__Work to do__.
Find every line of the listing below where "sheets" appears, and copy it.

__Dataset records__.
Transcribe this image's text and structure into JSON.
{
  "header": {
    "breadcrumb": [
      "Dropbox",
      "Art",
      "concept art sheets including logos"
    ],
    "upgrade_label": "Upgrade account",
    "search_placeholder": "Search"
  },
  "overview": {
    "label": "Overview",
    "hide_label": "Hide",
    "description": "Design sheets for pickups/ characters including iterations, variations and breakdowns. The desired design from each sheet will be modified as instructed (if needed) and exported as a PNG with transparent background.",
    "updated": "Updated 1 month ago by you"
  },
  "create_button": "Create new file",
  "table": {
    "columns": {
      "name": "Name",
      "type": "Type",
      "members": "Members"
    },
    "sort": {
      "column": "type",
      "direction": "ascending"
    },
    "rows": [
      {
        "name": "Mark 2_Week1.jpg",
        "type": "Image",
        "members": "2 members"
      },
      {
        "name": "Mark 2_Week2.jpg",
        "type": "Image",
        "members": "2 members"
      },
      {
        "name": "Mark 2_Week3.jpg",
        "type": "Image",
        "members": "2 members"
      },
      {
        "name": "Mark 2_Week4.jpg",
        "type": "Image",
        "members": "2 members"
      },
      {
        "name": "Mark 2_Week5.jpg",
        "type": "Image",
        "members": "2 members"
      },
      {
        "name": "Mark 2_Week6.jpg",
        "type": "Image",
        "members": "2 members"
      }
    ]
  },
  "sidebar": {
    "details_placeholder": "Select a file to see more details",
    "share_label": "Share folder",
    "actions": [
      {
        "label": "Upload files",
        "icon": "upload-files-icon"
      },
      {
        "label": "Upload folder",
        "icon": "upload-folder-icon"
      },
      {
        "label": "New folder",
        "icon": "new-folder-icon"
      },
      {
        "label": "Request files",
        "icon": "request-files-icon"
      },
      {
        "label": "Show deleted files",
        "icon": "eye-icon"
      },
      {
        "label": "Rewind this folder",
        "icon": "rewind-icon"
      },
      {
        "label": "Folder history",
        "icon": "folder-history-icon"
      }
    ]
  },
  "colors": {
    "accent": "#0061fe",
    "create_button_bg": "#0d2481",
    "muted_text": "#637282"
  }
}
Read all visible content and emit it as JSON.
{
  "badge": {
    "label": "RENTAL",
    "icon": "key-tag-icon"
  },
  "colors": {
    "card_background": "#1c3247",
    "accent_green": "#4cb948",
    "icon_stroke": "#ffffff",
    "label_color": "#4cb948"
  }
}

__Expected output__.
      "concept art sheets including logos"
    "description": "Design sheets for pickups/ characters including iterations, variations and breakdowns. The desired design from each sheet will be modified as instructed (if needed) and exported as a PNG with transparent background.",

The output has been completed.